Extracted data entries
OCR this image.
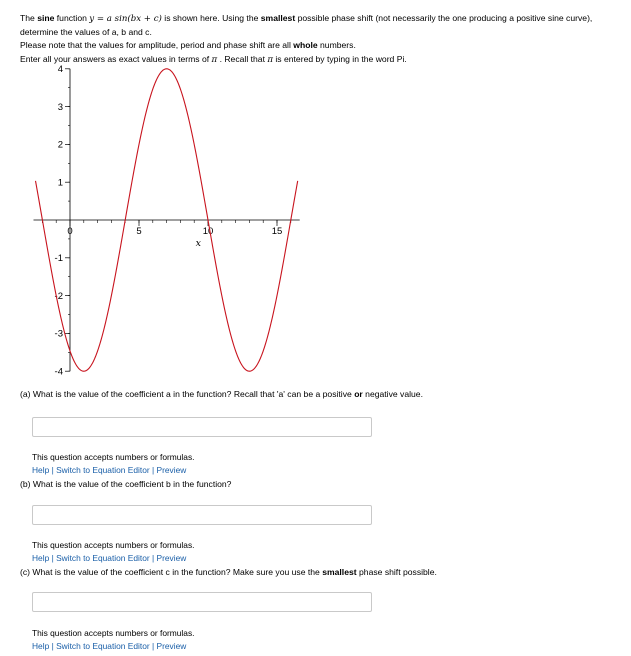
The sine function y = a sin(bx + c) is shown here. Using the smallest possible phase shift (not necessarily the one producing a positive sine curve),

determine the values of a, b and c.

Please note that the values for amplitude, period and phase shift are all whole numbers.

Enter all your answers as exact values in terms of π . Recall that π is entered by typing in the word Pi.

0	5	10	15
-4
-3
-2
-1
1
2
3
4
x
(a) What is the value of the coefficient a in the function? Recall that 'a' can be a positive or negative value.
This question accepts numbers or formulas.
Help | Switch to Equation Editor | Preview
(b) What is the value of the coefficient b in the function?
This question accepts numbers or formulas.
Help | Switch to Equation Editor | Preview
(c) What is the value of the coefficient c in the function? Make sure you use the smallest phase shift possible.
This question accepts numbers or formulas.
Help | Switch to Equation Editor | Preview
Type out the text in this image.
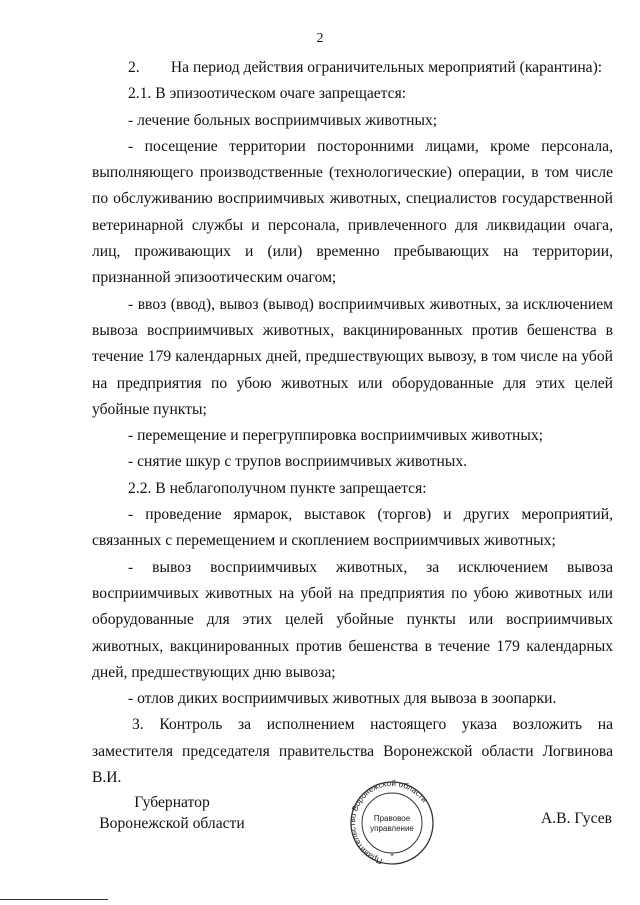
2

2.  На период действия ограничительных мероприятий (карантина):

2.1. В эпизоотическом очаге запрещается:

- лечение больных восприимчивых животных;

- посещение территории посторонними лицами, кроме персонала, выполняющего производственные (технологические) операции, в том числе по обслуживанию восприимчивых животных, специалистов государственной ветеринарной службы и персонала, привлеченного для ликвидации очага, лиц, проживающих и (или) временно пребывающих на территории, признанной эпизоотическим очагом;

- ввоз (ввод), вывоз (вывод) восприимчивых животных, за исключением вывоза восприимчивых животных, вакцинированных против бешенства в течение 179 календарных дней, предшествующих вывозу, в том числе на убой на предприятия по убою животных или оборудованные для этих целей убойные пункты;

- перемещение и перегруппировка восприимчивых животных;

- снятие шкур с трупов восприимчивых животных.

2.2. В неблагополучном пункте запрещается:

- проведение ярмарок, выставок (торгов) и других мероприятий, связанных с перемещением и скоплением восприимчивых животных;

- вывоз восприимчивых животных, за исключением вывоза восприимчивых животных на убой на предприятия по убою животных или оборудованные для этих целей убойные пункты или восприимчивых животных, вакцинированных против бешенства в течение 179 календарных дней, предшествующих дню вывоза;

- отлов диких восприимчивых животных для вывоза в зоопарки.

3. Контроль за исполнением настоящего указа возложить на заместителя председателя правительства Воронежской области Логвинова В.И.

Губернатор
Воронежской области
Правительство Воронежской области
Правовое
управление
*
А.В. Гусев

- [Aim of the task] Reproduce all of the data exactly; the pictures do not belong in the copy.

- [Complete output]
OCR this image.
The sine function y = a sin(bx + c) is shown here. Using the smallest possible phase shift (not necessarily the one producing a positive sine curve),

determine the values of a, b and c.

Please note that the values for amplitude, period and phase shift are all whole numbers.

Enter all your answers as exact values in terms of π . Recall that π is entered by typing in the word Pi.

0	5	10	15
-4
-3
-2
-1
1
2
3
4
x
(a) What is the value of the coefficient a in the function? Recall that 'a' can be a positive or negative value.
This question accepts numbers or formulas.
Help | Switch to Equation Editor | Preview
(b) What is the value of the coefficient b in the function?
This question accepts numbers or formulas.
Help | Switch to Equation Editor | Preview
(c) What is the value of the coefficient c in the function? Make sure you use the smallest phase shift possible.
This question accepts numbers or formulas.
Help | Switch to Equation Editor | Preview
Type out the text in this image.
2

2.  На период действия ограничительных мероприятий (карантина):

2.1. В эпизоотическом очаге запрещается:

- лечение больных восприимчивых животных;

- посещение территории посторонними лицами, кроме персонала, выполняющего производственные (технологические) операции, в том числе по обслуживанию восприимчивых животных, специалистов государственной ветеринарной службы и персонала, привлеченного для ликвидации очага, лиц, проживающих и (или) временно пребывающих на территории, признанной эпизоотическим очагом;

- ввоз (ввод), вывоз (вывод) восприимчивых животных, за исключением вывоза восприимчивых животных, вакцинированных против бешенства в течение 179 календарных дней, предшествующих вывозу, в том числе на убой на предприятия по убою животных или оборудованные для этих целей убойные пункты;

- перемещение и перегруппировка восприимчивых животных;

- снятие шкур с трупов восприимчивых животных.

2.2. В неблагополучном пункте запрещается:

- проведение ярмарок, выставок (торгов) и других мероприятий, связанных с перемещением и скоплением восприимчивых животных;

- вывоз восприимчивых животных, за исключением вывоза восприимчивых животных на убой на предприятия по убою животных или оборудованные для этих целей убойные пункты или восприимчивых животных, вакцинированных против бешенства в течение 179 календарных дней, предшествующих дню вывоза;

- отлов диких восприимчивых животных для вывоза в зоопарки.

3. Контроль за исполнением настоящего указа возложить на заместителя председателя правительства Воронежской области Логвинова В.И.

Губернатор
Воронежской области
Правительство Воронежской области
Правовое
управление
*
А.В. Гусев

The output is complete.